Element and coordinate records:
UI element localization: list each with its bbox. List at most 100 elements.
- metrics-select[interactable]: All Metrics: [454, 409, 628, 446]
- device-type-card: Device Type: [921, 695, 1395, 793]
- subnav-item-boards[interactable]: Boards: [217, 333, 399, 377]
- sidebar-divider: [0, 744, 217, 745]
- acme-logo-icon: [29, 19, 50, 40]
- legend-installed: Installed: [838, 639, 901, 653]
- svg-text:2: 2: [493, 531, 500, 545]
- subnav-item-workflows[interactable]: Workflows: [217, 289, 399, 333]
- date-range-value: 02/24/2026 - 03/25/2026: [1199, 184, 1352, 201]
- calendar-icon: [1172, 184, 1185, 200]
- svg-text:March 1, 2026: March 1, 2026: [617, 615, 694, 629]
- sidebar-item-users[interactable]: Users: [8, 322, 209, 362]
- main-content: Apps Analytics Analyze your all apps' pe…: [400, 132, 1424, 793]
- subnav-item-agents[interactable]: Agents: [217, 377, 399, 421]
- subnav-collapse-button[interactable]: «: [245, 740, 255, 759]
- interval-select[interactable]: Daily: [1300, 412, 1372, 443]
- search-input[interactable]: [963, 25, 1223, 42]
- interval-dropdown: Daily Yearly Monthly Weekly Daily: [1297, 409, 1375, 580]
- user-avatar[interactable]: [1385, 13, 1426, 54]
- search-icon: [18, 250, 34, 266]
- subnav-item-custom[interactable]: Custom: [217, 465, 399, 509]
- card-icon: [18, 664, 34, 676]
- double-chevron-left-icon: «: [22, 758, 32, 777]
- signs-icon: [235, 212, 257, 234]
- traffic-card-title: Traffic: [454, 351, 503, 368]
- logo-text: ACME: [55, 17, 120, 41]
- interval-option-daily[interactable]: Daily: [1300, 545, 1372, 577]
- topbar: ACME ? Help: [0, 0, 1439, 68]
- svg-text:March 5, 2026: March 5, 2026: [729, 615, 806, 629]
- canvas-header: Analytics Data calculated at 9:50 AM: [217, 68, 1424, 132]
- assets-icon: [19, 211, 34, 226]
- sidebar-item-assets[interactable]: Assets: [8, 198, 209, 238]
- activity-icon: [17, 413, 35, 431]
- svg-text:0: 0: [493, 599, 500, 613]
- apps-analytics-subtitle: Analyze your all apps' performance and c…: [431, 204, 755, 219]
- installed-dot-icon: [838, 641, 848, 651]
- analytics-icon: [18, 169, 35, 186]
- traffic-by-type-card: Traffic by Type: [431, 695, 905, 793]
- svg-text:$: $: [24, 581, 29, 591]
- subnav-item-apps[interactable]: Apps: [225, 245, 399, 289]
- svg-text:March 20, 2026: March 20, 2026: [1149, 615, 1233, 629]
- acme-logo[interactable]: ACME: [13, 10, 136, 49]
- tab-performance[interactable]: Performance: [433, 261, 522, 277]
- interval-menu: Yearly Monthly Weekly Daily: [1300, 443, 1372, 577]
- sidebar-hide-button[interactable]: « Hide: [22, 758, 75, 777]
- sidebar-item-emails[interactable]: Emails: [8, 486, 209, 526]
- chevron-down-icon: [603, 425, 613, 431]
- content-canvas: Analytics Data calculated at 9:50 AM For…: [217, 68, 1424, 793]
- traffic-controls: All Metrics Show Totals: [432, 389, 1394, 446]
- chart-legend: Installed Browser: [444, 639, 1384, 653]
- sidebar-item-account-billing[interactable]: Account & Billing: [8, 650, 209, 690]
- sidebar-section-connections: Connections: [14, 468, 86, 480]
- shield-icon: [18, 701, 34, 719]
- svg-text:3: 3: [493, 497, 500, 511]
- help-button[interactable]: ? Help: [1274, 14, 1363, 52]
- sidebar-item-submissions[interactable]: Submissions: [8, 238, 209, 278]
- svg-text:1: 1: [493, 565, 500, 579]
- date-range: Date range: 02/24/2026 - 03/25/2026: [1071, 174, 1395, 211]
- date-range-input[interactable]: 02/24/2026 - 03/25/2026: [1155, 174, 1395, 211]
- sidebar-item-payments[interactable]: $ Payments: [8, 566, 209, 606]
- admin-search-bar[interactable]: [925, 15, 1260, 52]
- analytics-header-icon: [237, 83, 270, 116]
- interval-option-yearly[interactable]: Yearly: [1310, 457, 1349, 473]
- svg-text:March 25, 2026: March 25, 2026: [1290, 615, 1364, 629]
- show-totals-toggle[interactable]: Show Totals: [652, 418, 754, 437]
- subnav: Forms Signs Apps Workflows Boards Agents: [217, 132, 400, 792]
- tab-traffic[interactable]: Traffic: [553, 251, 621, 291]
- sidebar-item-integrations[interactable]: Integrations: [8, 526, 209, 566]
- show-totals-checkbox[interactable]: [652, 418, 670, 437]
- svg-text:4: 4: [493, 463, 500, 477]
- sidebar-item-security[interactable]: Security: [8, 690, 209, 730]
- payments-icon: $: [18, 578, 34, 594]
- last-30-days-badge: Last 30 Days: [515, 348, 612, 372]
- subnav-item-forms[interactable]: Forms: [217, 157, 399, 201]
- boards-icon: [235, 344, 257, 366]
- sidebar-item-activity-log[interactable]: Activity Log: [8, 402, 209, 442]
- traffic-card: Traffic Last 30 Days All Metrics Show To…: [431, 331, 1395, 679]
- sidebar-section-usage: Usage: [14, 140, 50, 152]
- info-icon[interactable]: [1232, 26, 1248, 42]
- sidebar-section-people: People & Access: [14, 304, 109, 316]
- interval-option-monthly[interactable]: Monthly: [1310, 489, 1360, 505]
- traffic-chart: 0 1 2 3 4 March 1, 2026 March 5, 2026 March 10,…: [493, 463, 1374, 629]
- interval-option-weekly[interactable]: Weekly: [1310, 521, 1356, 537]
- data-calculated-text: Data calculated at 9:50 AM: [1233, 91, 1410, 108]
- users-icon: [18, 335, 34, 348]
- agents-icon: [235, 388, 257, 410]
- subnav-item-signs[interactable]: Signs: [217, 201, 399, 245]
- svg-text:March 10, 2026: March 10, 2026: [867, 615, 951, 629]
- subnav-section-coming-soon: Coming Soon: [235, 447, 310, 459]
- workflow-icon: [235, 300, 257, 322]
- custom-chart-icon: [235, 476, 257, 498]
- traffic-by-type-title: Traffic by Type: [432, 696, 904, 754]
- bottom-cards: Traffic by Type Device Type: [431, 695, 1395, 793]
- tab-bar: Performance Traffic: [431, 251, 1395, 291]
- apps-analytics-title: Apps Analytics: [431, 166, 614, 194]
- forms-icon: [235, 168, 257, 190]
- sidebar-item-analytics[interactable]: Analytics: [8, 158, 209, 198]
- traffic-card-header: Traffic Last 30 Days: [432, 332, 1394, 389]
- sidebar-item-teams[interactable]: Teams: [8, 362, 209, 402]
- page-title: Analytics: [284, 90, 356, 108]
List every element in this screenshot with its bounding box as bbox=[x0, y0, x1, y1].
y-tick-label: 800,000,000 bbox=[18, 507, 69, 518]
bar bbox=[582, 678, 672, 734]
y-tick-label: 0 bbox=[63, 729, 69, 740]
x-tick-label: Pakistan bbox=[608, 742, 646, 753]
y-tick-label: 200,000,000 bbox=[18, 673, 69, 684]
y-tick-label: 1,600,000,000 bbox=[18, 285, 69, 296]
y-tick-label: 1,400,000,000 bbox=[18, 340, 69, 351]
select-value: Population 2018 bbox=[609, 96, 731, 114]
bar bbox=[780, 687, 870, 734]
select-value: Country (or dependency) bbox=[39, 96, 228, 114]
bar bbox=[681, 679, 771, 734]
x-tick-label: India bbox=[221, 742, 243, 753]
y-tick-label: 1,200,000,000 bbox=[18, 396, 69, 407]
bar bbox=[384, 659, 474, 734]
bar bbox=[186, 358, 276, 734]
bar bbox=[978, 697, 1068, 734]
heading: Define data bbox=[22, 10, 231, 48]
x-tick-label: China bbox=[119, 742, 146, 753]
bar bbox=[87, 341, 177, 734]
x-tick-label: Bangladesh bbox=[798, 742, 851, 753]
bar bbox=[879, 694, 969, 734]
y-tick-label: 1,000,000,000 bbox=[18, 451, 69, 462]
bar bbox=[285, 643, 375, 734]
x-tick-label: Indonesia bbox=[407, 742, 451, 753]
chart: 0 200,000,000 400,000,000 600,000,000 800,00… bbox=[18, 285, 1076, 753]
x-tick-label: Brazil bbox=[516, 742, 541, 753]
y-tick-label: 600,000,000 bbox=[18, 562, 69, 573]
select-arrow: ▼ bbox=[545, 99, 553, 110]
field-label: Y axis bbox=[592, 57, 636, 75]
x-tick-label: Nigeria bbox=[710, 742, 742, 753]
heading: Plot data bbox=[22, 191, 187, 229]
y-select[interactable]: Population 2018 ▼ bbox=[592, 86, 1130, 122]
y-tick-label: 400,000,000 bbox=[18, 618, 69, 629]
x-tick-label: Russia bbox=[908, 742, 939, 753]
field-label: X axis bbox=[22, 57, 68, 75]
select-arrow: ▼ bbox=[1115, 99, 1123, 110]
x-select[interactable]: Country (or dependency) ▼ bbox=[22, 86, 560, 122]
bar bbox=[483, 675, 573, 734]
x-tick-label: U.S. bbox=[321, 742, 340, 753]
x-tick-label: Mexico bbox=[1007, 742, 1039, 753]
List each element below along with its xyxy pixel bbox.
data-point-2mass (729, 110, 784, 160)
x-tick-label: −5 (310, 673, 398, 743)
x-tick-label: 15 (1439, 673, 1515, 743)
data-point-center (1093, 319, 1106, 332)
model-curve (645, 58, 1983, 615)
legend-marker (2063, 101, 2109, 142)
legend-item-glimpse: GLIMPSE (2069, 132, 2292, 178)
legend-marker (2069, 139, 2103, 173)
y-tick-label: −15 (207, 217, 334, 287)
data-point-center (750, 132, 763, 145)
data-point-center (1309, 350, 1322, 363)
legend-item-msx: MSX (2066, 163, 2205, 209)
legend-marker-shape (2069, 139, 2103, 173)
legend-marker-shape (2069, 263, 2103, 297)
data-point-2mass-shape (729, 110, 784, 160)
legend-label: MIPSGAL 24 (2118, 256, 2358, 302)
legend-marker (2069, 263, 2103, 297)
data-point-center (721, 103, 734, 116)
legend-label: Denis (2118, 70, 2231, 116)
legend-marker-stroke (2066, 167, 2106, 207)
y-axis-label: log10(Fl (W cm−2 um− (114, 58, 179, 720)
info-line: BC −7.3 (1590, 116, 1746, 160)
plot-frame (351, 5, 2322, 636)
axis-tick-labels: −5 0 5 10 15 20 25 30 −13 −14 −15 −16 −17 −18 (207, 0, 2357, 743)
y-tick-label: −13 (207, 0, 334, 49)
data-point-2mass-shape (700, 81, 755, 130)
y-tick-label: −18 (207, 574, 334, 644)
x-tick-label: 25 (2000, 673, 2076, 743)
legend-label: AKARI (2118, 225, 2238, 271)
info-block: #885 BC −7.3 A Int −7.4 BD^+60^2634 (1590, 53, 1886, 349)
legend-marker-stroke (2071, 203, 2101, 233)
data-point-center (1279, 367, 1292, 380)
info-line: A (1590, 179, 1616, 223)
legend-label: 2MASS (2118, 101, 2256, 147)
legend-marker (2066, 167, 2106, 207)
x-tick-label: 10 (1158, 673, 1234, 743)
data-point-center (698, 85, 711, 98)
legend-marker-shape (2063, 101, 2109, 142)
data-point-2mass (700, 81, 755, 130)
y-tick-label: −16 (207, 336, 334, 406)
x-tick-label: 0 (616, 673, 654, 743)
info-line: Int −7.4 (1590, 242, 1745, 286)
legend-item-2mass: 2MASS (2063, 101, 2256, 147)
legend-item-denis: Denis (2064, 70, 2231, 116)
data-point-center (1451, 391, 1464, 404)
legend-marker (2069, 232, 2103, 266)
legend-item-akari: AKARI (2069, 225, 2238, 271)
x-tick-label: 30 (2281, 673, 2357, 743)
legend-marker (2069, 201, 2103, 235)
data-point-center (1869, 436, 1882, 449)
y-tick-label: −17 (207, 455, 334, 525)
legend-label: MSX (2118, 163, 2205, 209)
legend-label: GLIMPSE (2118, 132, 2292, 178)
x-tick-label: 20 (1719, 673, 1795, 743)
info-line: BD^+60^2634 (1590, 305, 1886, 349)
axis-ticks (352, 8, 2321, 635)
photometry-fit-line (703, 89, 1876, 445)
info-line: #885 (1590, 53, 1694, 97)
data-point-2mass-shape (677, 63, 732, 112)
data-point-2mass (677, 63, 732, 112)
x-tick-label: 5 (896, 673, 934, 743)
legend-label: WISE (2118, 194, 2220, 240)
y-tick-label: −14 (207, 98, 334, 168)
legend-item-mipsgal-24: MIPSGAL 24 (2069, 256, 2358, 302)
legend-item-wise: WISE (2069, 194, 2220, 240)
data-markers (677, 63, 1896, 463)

▸ Instructions to follow: Could you lay out the rows from the very first one up to and including the row with "- signs-icon: [235, 212, 257, 234]" as a numbered list, skipping any blank lines?

▸ Output of the exercise:
1. UI element localization: list each with its bbox. List at most 100 elements.
2. - metrics-select[interactable]: All Metrics: [454, 409, 628, 446]
3. - device-type-card: Device Type: [921, 695, 1395, 793]
4. - subnav-item-boards[interactable]: Boards: [217, 333, 399, 377]
5. - sidebar-divider: [0, 744, 217, 745]
6. - acme-logo-icon: [29, 19, 50, 40]
7. - legend-installed: Installed: [838, 639, 901, 653]
8. - svg-text:2: 2: [493, 531, 500, 545]
9. - subnav-item-workflows[interactable]: Workflows: [217, 289, 399, 333]
10. - date-range-value: 02/24/2026 - 03/25/2026: [1199, 184, 1352, 201]
11. - calendar-icon: [1172, 184, 1185, 200]
12. - svg-text:March 1, 2026: March 1, 2026: [617, 615, 694, 629]
13. - sidebar-item-users[interactable]: Users: [8, 322, 209, 362]
14. - main-content: Apps Analytics Analyze your all apps' pe…: [400, 132, 1424, 793]
15. - subnav-item-agents[interactable]: Agents: [217, 377, 399, 421]
16. - subnav-collapse-button[interactable]: «: [245, 740, 255, 759]
17. - interval-select[interactable]: Daily: [1300, 412, 1372, 443]
18. - search-input[interactable]: [963, 25, 1223, 42]
19. - interval-dropdown: Daily Yearly Monthly Weekly Daily: [1297, 409, 1375, 580]
20. - user-avatar[interactable]: [1385, 13, 1426, 54]
21. - search-icon: [18, 250, 34, 266]
22. - subnav-item-custom[interactable]: Custom: [217, 465, 399, 509]
23. - card-icon: [18, 664, 34, 676]
24. - double-chevron-left-icon: «: [22, 758, 32, 777]
25. - signs-icon: [235, 212, 257, 234]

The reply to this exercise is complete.